## [Problem]
Copy out each line of the material below with no changes.

[Chart and figure data]

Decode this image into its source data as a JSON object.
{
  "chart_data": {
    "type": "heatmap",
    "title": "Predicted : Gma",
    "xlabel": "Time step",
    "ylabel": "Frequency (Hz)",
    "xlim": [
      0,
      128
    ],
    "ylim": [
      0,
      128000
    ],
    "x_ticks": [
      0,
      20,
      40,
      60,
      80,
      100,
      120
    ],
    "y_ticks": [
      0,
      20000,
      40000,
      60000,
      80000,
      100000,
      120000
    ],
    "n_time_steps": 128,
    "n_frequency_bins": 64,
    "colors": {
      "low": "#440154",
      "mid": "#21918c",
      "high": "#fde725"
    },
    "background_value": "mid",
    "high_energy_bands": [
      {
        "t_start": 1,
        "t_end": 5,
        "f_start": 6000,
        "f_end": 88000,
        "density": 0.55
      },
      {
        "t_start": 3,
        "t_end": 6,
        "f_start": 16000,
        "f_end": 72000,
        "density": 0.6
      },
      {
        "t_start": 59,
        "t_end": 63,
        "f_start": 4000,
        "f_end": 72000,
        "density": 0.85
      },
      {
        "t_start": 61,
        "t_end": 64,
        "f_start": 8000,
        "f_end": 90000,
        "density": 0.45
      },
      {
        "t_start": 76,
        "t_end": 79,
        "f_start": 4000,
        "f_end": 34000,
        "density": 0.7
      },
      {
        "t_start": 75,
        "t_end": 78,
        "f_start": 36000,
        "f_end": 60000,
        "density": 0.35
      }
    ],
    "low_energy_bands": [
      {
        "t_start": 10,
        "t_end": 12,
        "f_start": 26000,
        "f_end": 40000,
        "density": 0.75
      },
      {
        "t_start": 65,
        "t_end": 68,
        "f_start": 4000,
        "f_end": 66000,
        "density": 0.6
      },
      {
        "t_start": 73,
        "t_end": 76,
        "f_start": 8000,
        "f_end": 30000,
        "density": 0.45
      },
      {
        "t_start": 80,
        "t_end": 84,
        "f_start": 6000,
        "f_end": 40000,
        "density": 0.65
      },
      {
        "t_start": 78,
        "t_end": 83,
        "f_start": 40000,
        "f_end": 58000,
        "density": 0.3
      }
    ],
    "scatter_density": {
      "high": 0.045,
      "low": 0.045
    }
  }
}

## [Solution to this task]
Decode this image into its source data as a JSON object.
{
  "chart_data": {
    "type": "heatmap",
    "title": "Predicted : Gma",
    "xlabel": "Time step",
    "ylabel": "Frequency (Hz)",
    "xlim": [
      0,
      128
    ],
    "ylim": [
      0,
      128000
    ],
    "x_ticks": [
      0,
      20,
      40,
      60,
      80,
      100,
      120
    ],
    "y_ticks": [
      0,
      20000,
      40000,
      60000,
      80000,
      100000,
      120000
    ],
    "n_time_steps": 128,
    "n_frequency_bins": 64,
    "colors": {
      "low": "#440154",
      "mid": "#21918c",
      "high": "#fde725"
    },
    "background_value": "mid",
    "high_energy_bands": [
      {
        "t_start": 1,
        "t_end": 5,
        "f_start": 6000,
        "f_end": 88000,
        "density": 0.55
      },
      {
        "t_start": 3,
        "t_end": 6,
        "f_start": 16000,
        "f_end": 72000,
        "density": 0.6
      },
      {
        "t_start": 59,
        "t_end": 63,
        "f_start": 4000,
        "f_end": 72000,
        "density": 0.85
      },
      {
        "t_start": 61,
        "t_end": 64,
        "f_start": 8000,
        "f_end": 90000,
        "density": 0.45
      },
      {
        "t_start": 76,
        "t_end": 79,
        "f_start": 4000,
        "f_end": 34000,
        "density": 0.7
      },
      {
        "t_start": 75,
        "t_end": 78,
        "f_start": 36000,
        "f_end": 60000,
        "density": 0.35
      }
    ],
    "low_energy_bands": [
      {
        "t_start": 10,
        "t_end": 12,
        "f_start": 26000,
        "f_end": 40000,
        "density": 0.75
      },
      {
        "t_start": 65,
        "t_end": 68,
        "f_start": 4000,
        "f_end": 66000,
        "density": 0.6
      },
      {
        "t_start": 73,
        "t_end": 76,
        "f_start": 8000,
        "f_end": 30000,
        "density": 0.45
      },
      {
        "t_start": 80,
        "t_end": 84,
        "f_start": 6000,
        "f_end": 40000,
        "density": 0.65
      },
      {
        "t_start": 78,
        "t_end": 83,
        "f_start": 40000,
        "f_end": 58000,
        "density": 0.3
      }
    ],
    "scatter_density": {
      "high": 0.045,
      "low": 0.045
    }
  }
}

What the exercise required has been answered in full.